» **What you are asked to do**
Could you write out the records below exactly as they appear, leaving out any pictures?

■ ■ ■ ■ ■ ■ ■

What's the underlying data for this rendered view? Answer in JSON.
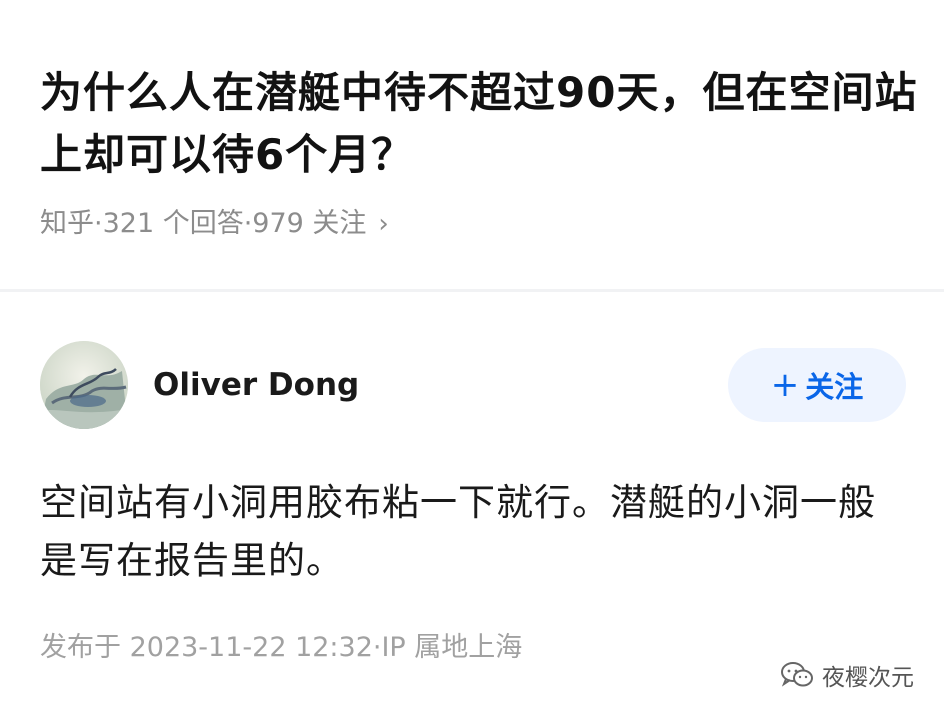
{
  "question": {
    "title": "为什么人在潜艇中待不超过90天，但在空间站上却可以待6个月？",
    "meta": "知乎·321 个回答·979 关注",
    "meta_chevron": "›"
  },
  "answer": {
    "author_name": "Oliver Dong",
    "follow_label": "关注",
    "follow_plus": "+",
    "content": "空间站有小洞用胶布粘一下就行。潜艇的小洞一般是写在报告里的。",
    "published": "发布于 2023-11-22 12:32·IP 属地上海"
  },
  "watermark": {
    "text": "夜樱次元",
    "icon": "wechat-icon"
  },
  "colors": {
    "follow_text": "#0a66e8",
    "follow_bg": "#eef4ff",
    "meta_gray": "#8c8c8c"
  }
}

■ ■ ■ ■ ■ ■ ■

» **Response**
What's the underlying data for this rendered view? Answer in JSON.
{
  "question": {
    "title": "为什么人在潜艇中待不超过90天，但在空间站上却可以待6个月？",
    "meta": "知乎·321 个回答·979 关注",
    "meta_chevron": "›"
  },
  "answer": {
    "author_name": "Oliver Dong",
    "follow_label": "关注",
    "follow_plus": "+",
    "content": "空间站有小洞用胶布粘一下就行。潜艇的小洞一般是写在报告里的。",
    "published": "发布于 2023-11-22 12:32·IP 属地上海"
  },
  "watermark": {
    "text": "夜樱次元",
    "icon": "wechat-icon"
  },
  "colors": {
    "follow_text": "#0a66e8",
    "follow_bg": "#eef4ff",
    "meta_gray": "#8c8c8c"
  }
}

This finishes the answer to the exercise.